▸ Objective
Provide the data again in its entirety, exactly as given.

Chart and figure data
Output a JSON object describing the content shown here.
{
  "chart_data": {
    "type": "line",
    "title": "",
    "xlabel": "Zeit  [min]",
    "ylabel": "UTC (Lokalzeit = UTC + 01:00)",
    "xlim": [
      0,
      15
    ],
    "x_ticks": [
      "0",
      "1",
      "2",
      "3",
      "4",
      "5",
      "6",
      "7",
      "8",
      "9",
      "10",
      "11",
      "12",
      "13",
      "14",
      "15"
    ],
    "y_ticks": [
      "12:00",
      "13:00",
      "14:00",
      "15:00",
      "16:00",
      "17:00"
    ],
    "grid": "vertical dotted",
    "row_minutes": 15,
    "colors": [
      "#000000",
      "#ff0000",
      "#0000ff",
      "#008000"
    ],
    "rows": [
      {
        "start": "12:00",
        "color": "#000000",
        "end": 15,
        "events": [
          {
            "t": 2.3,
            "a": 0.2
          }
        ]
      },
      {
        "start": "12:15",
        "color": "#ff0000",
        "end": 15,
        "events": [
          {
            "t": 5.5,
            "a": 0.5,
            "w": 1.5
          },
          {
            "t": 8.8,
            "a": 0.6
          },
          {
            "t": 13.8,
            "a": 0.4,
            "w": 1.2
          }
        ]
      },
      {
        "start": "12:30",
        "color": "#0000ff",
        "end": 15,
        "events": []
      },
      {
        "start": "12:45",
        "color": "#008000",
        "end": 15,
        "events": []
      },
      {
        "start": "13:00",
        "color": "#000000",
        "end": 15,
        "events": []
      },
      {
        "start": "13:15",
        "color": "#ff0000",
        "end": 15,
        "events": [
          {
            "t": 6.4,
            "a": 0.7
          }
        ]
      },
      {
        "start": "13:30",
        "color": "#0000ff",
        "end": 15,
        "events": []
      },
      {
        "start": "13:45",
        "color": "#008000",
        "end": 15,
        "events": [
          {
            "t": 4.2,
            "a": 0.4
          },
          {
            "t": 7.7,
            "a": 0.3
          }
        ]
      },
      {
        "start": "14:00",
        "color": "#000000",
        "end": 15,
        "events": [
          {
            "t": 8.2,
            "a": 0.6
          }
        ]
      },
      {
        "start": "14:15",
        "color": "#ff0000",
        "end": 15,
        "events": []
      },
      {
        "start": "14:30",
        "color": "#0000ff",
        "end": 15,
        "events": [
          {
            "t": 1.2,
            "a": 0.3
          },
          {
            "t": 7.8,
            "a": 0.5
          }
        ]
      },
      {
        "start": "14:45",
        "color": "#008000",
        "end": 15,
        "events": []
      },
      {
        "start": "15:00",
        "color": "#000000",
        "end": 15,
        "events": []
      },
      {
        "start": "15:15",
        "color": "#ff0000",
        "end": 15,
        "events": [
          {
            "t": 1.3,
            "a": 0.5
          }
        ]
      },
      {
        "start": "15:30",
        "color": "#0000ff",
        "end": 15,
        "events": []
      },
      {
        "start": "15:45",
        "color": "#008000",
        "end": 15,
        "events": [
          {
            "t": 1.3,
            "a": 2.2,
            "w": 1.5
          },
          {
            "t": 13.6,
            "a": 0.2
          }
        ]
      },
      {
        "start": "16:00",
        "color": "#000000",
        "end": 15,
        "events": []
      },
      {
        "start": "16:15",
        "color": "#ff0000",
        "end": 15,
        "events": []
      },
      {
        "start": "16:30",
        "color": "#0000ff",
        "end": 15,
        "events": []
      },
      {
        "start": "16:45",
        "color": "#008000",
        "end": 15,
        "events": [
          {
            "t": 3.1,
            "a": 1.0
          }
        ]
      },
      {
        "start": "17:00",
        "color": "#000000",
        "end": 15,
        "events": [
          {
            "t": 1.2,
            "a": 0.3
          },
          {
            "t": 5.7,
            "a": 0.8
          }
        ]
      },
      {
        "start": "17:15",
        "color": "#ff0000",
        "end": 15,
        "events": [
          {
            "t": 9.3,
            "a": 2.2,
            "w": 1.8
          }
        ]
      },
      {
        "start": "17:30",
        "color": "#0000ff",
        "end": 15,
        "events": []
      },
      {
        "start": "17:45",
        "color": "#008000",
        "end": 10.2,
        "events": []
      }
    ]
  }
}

▸ Solution for this task
Output a JSON object describing the content shown here.
{
  "chart_data": {
    "type": "line",
    "title": "",
    "xlabel": "Zeit  [min]",
    "ylabel": "UTC (Lokalzeit = UTC + 01:00)",
    "xlim": [
      0,
      15
    ],
    "x_ticks": [
      "0",
      "1",
      "2",
      "3",
      "4",
      "5",
      "6",
      "7",
      "8",
      "9",
      "10",
      "11",
      "12",
      "13",
      "14",
      "15"
    ],
    "y_ticks": [
      "12:00",
      "13:00",
      "14:00",
      "15:00",
      "16:00",
      "17:00"
    ],
    "grid": "vertical dotted",
    "row_minutes": 15,
    "colors": [
      "#000000",
      "#ff0000",
      "#0000ff",
      "#008000"
    ],
    "rows": [
      {
        "start": "12:00",
        "color": "#000000",
        "end": 15,
        "events": [
          {
            "t": 2.3,
            "a": 0.2
          }
        ]
      },
      {
        "start": "12:15",
        "color": "#ff0000",
        "end": 15,
        "events": [
          {
            "t": 5.5,
            "a": 0.5,
            "w": 1.5
          },
          {
            "t": 8.8,
            "a": 0.6
          },
          {
            "t": 13.8,
            "a": 0.4,
            "w": 1.2
          }
        ]
      },
      {
        "start": "12:30",
        "color": "#0000ff",
        "end": 15,
        "events": []
      },
      {
        "start": "12:45",
        "color": "#008000",
        "end": 15,
        "events": []
      },
      {
        "start": "13:00",
        "color": "#000000",
        "end": 15,
        "events": []
      },
      {
        "start": "13:15",
        "color": "#ff0000",
        "end": 15,
        "events": [
          {
            "t": 6.4,
            "a": 0.7
          }
        ]
      },
      {
        "start": "13:30",
        "color": "#0000ff",
        "end": 15,
        "events": []
      },
      {
        "start": "13:45",
        "color": "#008000",
        "end": 15,
        "events": [
          {
            "t": 4.2,
            "a": 0.4
          },
          {
            "t": 7.7,
            "a": 0.3
          }
        ]
      },
      {
        "start": "14:00",
        "color": "#000000",
        "end": 15,
        "events": [
          {
            "t": 8.2,
            "a": 0.6
          }
        ]
      },
      {
        "start": "14:15",
        "color": "#ff0000",
        "end": 15,
        "events": []
      },
      {
        "start": "14:30",
        "color": "#0000ff",
        "end": 15,
        "events": [
          {
            "t": 1.2,
            "a": 0.3
          },
          {
            "t": 7.8,
            "a": 0.5
          }
        ]
      },
      {
        "start": "14:45",
        "color": "#008000",
        "end": 15,
        "events": []
      },
      {
        "start": "15:00",
        "color": "#000000",
        "end": 15,
        "events": []
      },
      {
        "start": "15:15",
        "color": "#ff0000",
        "end": 15,
        "events": [
          {
            "t": 1.3,
            "a": 0.5
          }
        ]
      },
      {
        "start": "15:30",
        "color": "#0000ff",
        "end": 15,
        "events": []
      },
      {
        "start": "15:45",
        "color": "#008000",
        "end": 15,
        "events": [
          {
            "t": 1.3,
            "a": 2.2,
            "w": 1.5
          },
          {
            "t": 13.6,
            "a": 0.2
          }
        ]
      },
      {
        "start": "16:00",
        "color": "#000000",
        "end": 15,
        "events": []
      },
      {
        "start": "16:15",
        "color": "#ff0000",
        "end": 15,
        "events": []
      },
      {
        "start": "16:30",
        "color": "#0000ff",
        "end": 15,
        "events": []
      },
      {
        "start": "16:45",
        "color": "#008000",
        "end": 15,
        "events": [
          {
            "t": 3.1,
            "a": 1.0
          }
        ]
      },
      {
        "start": "17:00",
        "color": "#000000",
        "end": 15,
        "events": [
          {
            "t": 1.2,
            "a": 0.3
          },
          {
            "t": 5.7,
            "a": 0.8
          }
        ]
      },
      {
        "start": "17:15",
        "color": "#ff0000",
        "end": 15,
        "events": [
          {
            "t": 9.3,
            "a": 2.2,
            "w": 1.8
          }
        ]
      },
      {
        "start": "17:30",
        "color": "#0000ff",
        "end": 15,
        "events": []
      },
      {
        "start": "17:45",
        "color": "#008000",
        "end": 10.2,
        "events": []
      }
    ]
  }
}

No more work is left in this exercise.